(Layout annotation records)
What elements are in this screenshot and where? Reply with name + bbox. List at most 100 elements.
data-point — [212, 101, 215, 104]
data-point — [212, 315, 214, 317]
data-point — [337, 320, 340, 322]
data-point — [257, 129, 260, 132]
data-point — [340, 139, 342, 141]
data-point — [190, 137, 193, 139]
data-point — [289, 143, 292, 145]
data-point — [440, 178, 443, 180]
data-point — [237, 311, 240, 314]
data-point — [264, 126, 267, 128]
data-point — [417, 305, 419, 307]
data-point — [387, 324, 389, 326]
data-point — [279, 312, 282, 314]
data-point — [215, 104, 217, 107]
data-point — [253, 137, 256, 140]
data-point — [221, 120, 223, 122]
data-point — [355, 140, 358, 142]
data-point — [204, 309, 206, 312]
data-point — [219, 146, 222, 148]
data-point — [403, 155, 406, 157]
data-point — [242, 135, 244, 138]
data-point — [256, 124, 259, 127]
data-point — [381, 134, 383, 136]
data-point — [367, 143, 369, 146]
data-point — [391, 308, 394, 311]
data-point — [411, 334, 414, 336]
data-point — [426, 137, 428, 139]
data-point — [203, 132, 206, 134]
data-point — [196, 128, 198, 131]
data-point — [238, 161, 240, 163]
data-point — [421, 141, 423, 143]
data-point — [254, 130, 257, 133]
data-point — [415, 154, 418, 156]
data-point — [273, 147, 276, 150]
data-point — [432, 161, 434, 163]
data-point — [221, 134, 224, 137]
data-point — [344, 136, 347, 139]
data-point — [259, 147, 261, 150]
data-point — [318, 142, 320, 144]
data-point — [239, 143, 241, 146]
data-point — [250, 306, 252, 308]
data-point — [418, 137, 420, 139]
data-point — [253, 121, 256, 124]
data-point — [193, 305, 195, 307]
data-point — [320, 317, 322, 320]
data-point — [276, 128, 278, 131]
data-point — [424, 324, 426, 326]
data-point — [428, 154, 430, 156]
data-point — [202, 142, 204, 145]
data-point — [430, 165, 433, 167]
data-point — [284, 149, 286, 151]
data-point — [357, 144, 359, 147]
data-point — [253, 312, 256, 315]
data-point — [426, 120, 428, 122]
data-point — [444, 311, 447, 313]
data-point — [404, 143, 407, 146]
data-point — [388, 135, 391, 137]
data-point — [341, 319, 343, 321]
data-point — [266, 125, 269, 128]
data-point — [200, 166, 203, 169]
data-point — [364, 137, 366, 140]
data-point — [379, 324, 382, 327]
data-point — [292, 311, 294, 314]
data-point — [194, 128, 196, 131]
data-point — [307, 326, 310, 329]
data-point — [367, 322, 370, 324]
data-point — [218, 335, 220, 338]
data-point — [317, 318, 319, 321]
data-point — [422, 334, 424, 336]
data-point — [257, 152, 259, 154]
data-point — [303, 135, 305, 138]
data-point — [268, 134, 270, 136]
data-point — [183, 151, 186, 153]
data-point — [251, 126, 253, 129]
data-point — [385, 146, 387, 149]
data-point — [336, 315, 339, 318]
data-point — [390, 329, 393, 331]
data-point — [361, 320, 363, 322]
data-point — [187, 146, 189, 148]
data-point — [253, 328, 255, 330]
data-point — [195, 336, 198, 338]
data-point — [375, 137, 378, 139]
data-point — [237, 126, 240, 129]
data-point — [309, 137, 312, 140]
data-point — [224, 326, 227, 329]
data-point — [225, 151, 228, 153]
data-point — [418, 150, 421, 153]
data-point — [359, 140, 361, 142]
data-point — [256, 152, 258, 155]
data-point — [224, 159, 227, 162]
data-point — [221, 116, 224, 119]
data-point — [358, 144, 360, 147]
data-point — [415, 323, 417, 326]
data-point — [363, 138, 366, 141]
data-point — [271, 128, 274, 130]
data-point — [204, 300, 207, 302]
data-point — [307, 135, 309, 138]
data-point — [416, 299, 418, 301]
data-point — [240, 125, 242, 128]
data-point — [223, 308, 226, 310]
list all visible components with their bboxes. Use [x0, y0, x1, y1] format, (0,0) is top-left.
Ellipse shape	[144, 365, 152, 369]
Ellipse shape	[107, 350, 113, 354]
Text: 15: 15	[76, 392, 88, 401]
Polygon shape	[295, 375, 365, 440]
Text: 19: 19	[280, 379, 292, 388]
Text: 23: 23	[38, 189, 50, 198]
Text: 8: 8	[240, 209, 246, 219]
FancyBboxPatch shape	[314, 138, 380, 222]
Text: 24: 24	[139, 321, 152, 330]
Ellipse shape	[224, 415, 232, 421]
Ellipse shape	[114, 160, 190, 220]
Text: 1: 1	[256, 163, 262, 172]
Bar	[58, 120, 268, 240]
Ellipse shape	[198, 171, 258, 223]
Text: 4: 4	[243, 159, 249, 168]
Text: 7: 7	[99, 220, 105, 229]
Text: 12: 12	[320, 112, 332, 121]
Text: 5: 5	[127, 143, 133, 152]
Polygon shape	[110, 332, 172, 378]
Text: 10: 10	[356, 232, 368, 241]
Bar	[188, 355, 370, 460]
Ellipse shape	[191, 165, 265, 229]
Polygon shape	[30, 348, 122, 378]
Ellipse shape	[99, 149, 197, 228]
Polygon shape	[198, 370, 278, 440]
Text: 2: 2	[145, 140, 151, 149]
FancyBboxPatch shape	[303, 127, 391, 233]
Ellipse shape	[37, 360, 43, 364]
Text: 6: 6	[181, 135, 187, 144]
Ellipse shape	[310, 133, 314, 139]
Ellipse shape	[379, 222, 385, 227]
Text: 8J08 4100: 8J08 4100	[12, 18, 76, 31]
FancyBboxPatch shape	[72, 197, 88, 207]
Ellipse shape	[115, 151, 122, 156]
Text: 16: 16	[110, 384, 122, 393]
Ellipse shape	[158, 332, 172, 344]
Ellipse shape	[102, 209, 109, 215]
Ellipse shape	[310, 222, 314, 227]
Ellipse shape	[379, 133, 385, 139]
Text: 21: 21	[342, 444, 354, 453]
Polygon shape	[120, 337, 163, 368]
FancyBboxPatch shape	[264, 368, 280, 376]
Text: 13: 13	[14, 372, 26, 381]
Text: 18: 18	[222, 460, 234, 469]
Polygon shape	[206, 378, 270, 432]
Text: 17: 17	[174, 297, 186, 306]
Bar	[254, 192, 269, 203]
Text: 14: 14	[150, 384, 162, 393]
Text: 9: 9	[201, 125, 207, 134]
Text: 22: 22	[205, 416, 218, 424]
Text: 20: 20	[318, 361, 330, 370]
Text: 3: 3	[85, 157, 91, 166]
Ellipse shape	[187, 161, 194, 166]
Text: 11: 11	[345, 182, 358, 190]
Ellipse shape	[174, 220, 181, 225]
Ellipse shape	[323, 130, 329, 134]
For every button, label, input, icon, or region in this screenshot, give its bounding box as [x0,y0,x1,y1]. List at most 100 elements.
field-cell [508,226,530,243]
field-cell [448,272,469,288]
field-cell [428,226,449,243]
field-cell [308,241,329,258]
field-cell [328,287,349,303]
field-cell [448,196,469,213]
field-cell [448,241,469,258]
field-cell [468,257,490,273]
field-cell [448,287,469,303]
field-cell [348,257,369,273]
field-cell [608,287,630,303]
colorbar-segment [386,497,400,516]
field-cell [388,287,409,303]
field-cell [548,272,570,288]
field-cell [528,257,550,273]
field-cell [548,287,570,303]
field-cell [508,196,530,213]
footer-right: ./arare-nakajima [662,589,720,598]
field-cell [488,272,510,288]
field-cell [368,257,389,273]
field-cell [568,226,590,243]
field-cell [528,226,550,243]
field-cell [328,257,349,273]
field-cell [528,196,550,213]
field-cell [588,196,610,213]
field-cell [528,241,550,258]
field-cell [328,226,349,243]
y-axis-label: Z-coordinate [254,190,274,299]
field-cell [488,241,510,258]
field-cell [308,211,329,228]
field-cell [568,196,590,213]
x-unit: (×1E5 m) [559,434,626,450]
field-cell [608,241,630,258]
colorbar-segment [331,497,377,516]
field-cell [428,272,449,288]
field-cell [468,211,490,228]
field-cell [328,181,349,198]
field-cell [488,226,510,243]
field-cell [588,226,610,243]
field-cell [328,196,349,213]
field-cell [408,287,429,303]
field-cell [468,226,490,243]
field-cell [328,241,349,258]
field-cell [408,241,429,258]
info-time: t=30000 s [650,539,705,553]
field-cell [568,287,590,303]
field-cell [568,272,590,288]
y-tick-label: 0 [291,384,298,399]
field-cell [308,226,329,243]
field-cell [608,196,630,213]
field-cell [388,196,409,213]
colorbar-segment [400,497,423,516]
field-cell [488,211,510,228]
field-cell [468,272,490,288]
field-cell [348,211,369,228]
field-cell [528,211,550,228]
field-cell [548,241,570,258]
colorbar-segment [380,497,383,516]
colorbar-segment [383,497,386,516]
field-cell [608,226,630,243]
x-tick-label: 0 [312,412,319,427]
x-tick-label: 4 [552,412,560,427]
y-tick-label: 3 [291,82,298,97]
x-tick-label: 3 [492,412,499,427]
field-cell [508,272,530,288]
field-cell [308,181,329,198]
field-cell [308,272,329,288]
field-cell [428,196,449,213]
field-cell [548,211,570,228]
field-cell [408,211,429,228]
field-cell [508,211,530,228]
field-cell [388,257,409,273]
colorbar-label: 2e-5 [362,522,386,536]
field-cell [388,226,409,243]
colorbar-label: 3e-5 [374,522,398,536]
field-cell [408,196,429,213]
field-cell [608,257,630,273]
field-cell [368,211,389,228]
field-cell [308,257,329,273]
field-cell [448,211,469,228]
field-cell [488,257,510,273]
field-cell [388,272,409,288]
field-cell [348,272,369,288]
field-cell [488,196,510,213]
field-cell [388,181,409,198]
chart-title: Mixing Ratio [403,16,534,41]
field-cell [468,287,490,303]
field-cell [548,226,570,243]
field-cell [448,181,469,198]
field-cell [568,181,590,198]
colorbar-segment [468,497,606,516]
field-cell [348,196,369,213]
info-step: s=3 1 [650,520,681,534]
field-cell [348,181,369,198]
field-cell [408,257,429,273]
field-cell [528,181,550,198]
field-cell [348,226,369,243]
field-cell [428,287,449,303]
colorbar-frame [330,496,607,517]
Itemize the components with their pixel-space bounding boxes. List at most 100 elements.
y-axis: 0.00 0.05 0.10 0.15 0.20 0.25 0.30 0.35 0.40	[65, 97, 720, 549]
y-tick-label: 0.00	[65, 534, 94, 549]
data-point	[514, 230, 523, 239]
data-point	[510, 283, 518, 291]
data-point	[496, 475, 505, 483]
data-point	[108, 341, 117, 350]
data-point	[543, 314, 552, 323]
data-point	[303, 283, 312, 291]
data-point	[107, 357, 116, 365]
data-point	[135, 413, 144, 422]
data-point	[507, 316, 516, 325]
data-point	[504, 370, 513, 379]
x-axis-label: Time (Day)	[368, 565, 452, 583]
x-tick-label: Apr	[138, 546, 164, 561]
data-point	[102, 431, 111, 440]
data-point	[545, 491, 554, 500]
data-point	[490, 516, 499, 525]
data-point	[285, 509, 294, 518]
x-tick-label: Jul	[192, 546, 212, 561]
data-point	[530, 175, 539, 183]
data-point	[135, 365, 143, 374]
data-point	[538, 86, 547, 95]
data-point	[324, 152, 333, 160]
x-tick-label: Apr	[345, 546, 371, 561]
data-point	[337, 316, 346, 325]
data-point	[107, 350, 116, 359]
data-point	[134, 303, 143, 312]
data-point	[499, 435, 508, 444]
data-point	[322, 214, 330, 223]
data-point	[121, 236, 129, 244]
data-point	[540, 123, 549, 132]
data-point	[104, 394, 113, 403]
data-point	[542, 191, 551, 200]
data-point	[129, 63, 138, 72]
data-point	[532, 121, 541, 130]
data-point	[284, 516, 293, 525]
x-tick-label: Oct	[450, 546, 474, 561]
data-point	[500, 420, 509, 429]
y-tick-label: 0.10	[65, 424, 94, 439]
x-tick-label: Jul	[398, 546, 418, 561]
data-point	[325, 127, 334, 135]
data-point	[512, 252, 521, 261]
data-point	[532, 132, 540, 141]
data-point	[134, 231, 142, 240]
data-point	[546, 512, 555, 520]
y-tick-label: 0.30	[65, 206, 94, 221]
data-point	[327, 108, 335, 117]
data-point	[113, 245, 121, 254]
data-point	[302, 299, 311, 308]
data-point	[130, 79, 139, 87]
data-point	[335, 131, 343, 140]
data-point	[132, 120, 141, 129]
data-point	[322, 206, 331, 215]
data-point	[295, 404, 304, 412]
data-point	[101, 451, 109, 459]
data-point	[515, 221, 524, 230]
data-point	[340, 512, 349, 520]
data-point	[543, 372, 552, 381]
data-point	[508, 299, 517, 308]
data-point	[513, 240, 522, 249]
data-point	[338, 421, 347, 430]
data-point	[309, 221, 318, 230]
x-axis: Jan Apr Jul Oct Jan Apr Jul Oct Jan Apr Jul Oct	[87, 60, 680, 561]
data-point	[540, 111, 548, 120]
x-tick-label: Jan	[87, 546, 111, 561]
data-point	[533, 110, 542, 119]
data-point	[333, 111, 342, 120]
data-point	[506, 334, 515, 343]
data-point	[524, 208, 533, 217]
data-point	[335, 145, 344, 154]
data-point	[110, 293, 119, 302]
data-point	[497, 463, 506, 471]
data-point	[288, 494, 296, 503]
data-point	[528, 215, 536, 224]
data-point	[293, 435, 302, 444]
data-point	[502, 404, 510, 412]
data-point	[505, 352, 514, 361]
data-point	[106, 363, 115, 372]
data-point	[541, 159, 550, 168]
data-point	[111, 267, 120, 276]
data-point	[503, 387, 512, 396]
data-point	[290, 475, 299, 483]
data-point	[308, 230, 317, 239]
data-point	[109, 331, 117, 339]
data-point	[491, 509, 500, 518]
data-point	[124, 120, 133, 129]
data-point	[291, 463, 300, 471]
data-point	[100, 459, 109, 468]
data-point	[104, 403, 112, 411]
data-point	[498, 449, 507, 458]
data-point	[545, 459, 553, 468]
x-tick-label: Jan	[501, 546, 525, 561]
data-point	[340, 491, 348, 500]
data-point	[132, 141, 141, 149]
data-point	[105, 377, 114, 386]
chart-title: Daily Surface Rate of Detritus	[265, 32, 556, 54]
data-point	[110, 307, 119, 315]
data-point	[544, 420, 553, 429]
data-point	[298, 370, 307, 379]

EXERCISE REQUIREMENTS ▸ Copy the records above again, starting at the first line and ending with the line that contains "data-point — [204, 309, 206, 312]", including both ends.

FINAL RESULT ▸
What elements are in this screenshot and where? Reply with name + bbox. List at most 100 elements.
data-point — [212, 101, 215, 104]
data-point — [212, 315, 214, 317]
data-point — [337, 320, 340, 322]
data-point — [257, 129, 260, 132]
data-point — [340, 139, 342, 141]
data-point — [190, 137, 193, 139]
data-point — [289, 143, 292, 145]
data-point — [440, 178, 443, 180]
data-point — [237, 311, 240, 314]
data-point — [264, 126, 267, 128]
data-point — [417, 305, 419, 307]
data-point — [387, 324, 389, 326]
data-point — [279, 312, 282, 314]
data-point — [215, 104, 217, 107]
data-point — [253, 137, 256, 140]
data-point — [221, 120, 223, 122]
data-point — [355, 140, 358, 142]
data-point — [204, 309, 206, 312]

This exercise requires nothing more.